# Stated problem
Please rewrite the part of the items that opens with the line containing "- y-tick-label: 270: [27, 465, 44, 474]" and closes with the line containing "- y-tick-label: 0.5: [30, 1535, 44, 1544]", swapping "line-series" for "plot-series" and leaving everything else unchanged.
╭─ The records
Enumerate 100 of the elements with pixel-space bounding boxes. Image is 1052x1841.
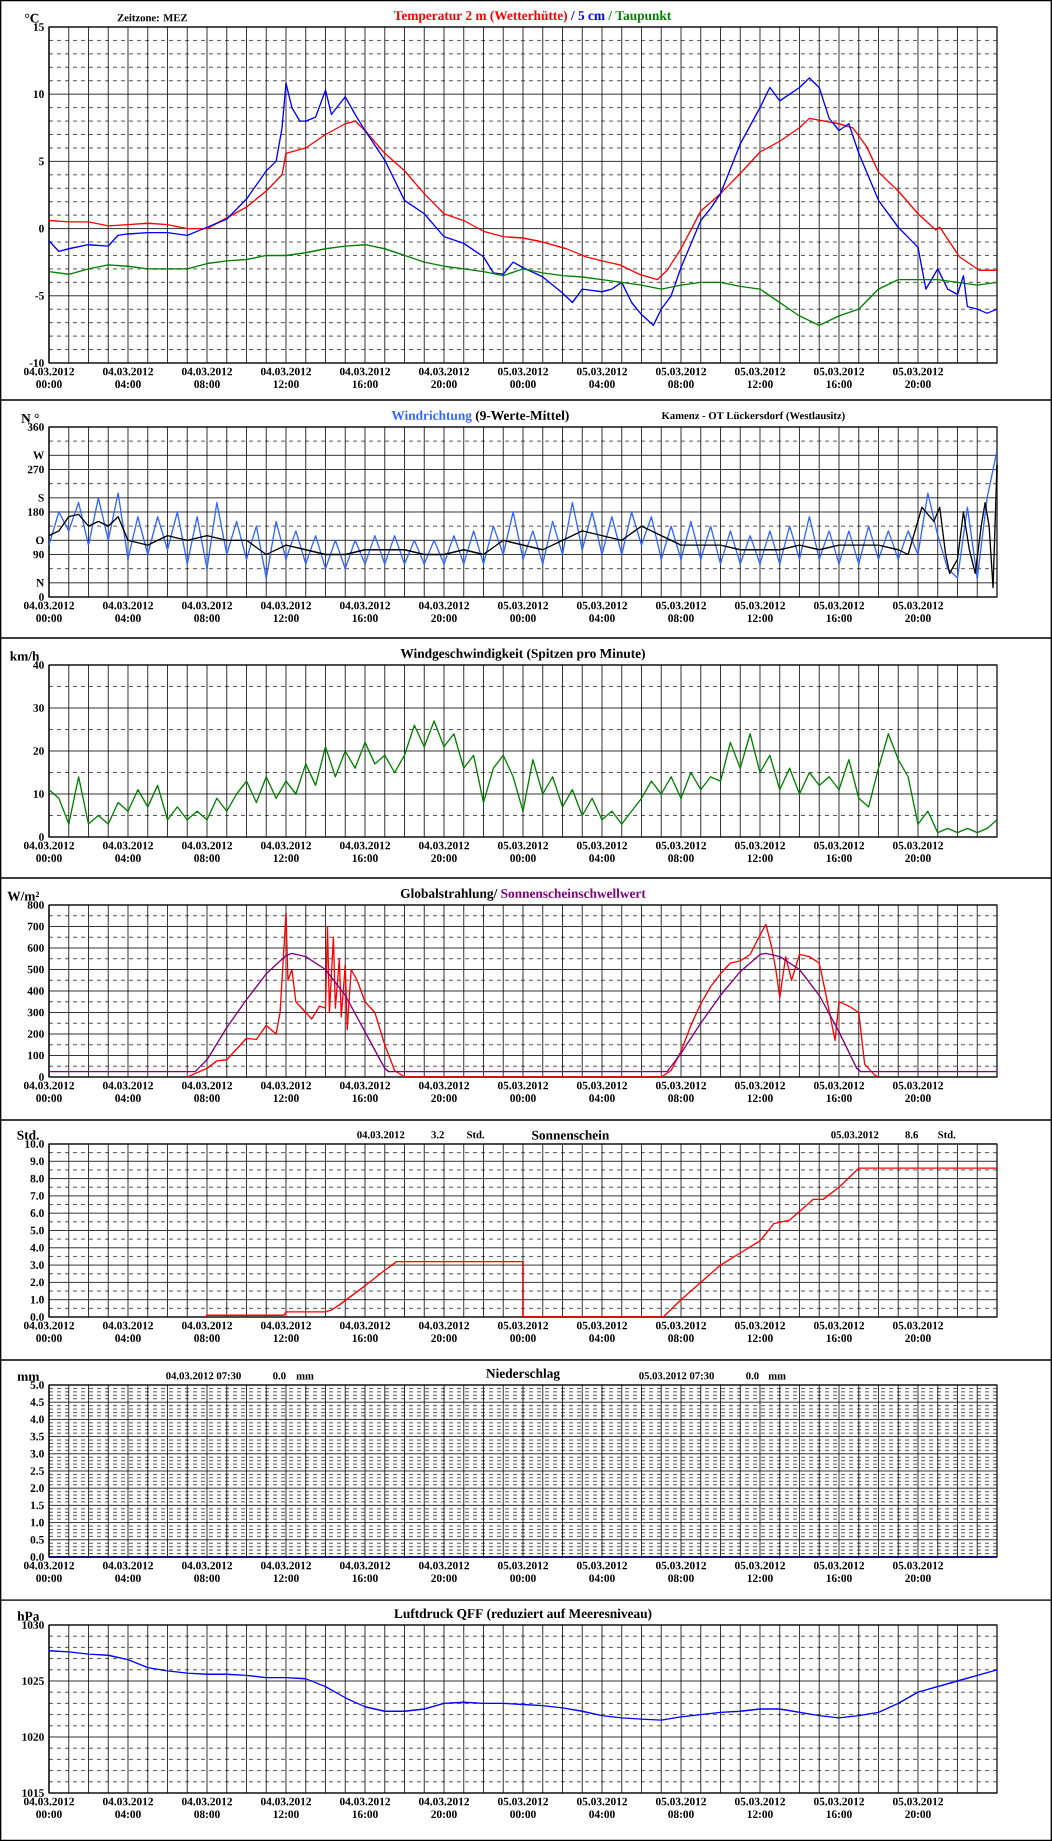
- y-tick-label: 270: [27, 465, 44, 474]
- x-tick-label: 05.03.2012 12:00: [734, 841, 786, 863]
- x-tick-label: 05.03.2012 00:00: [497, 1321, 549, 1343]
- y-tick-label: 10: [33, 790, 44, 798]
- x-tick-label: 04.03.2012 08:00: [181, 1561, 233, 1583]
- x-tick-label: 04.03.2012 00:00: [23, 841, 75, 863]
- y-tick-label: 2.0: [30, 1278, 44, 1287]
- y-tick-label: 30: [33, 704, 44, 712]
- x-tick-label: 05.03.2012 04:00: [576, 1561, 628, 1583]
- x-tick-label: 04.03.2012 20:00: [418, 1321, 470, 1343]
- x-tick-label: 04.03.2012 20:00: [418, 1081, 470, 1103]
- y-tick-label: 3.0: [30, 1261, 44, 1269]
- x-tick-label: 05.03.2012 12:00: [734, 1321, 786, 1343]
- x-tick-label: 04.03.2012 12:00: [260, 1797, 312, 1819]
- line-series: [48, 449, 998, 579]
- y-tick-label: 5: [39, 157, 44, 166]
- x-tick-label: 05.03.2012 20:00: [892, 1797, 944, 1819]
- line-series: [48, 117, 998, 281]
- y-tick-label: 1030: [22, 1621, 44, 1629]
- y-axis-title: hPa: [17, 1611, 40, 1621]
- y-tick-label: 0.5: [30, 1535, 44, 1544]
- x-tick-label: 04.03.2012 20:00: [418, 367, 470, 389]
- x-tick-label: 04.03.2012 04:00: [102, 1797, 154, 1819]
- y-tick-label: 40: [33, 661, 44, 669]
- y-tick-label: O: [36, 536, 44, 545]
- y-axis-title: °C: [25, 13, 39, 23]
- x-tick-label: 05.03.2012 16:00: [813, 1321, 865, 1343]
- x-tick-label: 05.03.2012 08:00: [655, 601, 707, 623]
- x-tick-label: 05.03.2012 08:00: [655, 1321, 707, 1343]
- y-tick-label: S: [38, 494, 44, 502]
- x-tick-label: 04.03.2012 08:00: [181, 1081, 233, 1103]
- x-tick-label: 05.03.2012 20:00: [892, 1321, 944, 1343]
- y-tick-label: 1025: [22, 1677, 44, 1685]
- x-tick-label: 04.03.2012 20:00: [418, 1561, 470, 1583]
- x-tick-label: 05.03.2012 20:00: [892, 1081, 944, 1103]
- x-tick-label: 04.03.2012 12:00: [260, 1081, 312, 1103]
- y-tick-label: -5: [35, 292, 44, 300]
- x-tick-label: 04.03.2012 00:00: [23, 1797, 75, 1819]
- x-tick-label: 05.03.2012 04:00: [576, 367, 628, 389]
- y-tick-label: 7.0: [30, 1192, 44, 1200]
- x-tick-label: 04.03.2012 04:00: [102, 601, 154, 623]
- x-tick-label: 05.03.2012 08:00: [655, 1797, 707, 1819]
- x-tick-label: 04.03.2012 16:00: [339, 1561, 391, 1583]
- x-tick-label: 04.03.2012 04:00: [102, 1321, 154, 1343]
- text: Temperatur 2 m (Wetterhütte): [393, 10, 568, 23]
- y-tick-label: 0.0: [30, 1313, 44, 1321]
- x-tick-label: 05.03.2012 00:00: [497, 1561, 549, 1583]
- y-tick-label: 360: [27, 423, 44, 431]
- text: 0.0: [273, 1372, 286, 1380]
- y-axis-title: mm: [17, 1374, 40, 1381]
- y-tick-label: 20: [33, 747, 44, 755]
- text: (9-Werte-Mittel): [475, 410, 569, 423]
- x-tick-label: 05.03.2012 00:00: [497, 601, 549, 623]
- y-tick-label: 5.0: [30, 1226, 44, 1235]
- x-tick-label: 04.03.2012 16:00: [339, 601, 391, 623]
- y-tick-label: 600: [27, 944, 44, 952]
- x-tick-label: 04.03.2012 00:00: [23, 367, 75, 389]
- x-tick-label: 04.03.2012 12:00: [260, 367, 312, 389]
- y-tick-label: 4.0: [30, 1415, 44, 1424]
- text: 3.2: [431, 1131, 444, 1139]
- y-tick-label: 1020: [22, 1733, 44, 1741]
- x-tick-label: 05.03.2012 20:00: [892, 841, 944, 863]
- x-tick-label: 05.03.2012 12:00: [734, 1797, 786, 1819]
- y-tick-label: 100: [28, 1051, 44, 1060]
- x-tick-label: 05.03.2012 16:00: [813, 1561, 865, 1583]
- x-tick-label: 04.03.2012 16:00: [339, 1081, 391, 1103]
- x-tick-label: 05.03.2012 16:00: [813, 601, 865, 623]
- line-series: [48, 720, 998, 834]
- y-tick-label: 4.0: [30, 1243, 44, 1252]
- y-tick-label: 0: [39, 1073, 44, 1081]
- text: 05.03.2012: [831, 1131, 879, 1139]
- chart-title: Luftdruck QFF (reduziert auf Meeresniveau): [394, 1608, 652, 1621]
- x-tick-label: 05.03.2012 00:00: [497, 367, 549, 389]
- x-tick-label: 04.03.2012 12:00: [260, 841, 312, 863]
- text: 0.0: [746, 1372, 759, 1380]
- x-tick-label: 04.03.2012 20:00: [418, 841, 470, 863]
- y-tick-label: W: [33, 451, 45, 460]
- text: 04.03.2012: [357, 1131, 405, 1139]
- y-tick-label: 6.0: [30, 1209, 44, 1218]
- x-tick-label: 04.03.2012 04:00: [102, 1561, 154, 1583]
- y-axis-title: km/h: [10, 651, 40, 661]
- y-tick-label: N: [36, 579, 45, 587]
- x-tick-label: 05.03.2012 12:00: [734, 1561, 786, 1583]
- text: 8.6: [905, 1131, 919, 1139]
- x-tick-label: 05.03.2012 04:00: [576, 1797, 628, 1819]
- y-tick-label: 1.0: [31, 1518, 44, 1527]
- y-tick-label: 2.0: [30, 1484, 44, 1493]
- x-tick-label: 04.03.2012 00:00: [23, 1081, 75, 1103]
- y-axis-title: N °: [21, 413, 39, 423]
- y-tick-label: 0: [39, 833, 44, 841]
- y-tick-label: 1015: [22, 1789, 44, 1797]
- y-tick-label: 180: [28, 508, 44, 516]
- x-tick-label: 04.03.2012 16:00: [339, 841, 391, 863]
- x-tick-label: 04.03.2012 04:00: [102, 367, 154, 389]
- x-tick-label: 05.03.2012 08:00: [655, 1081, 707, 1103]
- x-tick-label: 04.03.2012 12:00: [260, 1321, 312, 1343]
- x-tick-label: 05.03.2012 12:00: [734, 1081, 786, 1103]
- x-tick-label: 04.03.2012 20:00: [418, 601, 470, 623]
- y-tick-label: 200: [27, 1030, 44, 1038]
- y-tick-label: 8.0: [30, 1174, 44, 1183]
╰─
╭─ The records
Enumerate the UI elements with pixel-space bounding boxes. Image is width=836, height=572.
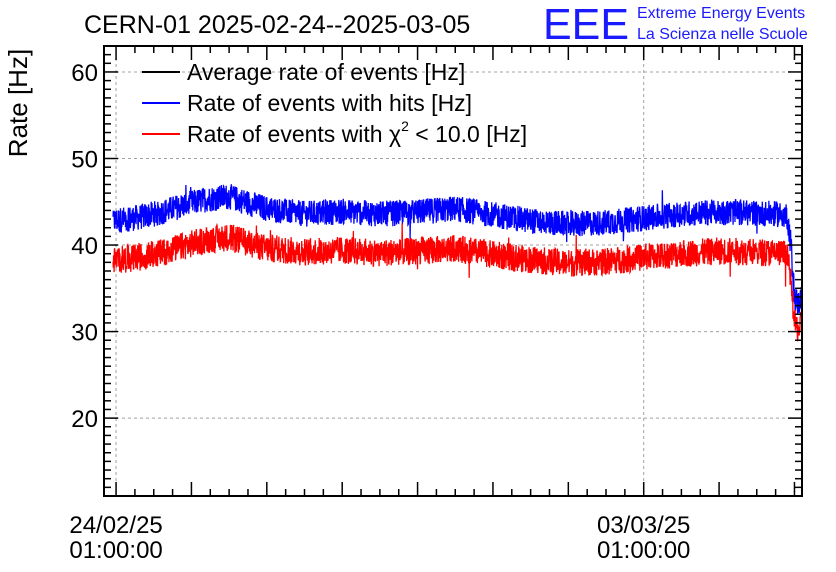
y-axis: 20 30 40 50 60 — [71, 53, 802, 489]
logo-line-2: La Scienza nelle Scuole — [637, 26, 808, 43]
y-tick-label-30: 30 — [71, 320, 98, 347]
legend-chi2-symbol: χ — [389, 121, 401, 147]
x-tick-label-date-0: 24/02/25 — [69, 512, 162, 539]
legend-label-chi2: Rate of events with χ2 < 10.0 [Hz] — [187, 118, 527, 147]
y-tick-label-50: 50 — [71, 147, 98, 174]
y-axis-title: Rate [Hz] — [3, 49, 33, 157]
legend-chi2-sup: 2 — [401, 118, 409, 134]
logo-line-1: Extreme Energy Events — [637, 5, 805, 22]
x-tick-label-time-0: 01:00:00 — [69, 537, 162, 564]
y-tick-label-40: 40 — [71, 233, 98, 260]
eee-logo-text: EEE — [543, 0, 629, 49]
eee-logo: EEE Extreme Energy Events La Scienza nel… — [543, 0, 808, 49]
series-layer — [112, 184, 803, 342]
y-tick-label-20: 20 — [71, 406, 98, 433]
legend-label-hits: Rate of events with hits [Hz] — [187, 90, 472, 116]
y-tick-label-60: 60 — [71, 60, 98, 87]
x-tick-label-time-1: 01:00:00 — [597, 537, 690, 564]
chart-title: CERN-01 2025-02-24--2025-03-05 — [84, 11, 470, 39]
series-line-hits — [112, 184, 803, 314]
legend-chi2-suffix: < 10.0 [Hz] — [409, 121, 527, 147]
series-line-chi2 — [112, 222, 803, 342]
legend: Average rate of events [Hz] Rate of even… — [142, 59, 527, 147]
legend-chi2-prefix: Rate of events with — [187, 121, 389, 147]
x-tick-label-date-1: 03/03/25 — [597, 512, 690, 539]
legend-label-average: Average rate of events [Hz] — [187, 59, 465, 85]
╰─
# Reply to the exercise
- y-tick-label: 270: [27, 465, 44, 474]
- x-tick-label: 05.03.2012 12:00: [734, 841, 786, 863]
- x-tick-label: 05.03.2012 00:00: [497, 1321, 549, 1343]
- y-tick-label: 10: [33, 790, 44, 798]
- x-tick-label: 04.03.2012 08:00: [181, 1561, 233, 1583]
- x-tick-label: 04.03.2012 00:00: [23, 841, 75, 863]
- y-tick-label: 2.0: [30, 1278, 44, 1287]
- y-tick-label: 30: [33, 704, 44, 712]
- x-tick-label: 05.03.2012 04:00: [576, 1561, 628, 1583]
- x-tick-label: 04.03.2012 20:00: [418, 1321, 470, 1343]
- x-tick-label: 04.03.2012 20:00: [418, 1081, 470, 1103]
- y-tick-label: 3.0: [30, 1261, 44, 1269]
- x-tick-label: 05.03.2012 12:00: [734, 1321, 786, 1343]
- x-tick-label: 04.03.2012 12:00: [260, 1797, 312, 1819]
- plot-series: [48, 449, 998, 579]
- y-tick-label: 5: [39, 157, 44, 166]
- x-tick-label: 05.03.2012 20:00: [892, 1797, 944, 1819]
- plot-series: [48, 117, 998, 281]
- y-tick-label: 1030: [22, 1621, 44, 1629]
- y-axis-title: hPa: [17, 1611, 40, 1621]
- y-tick-label: 0.5: [30, 1535, 44, 1544]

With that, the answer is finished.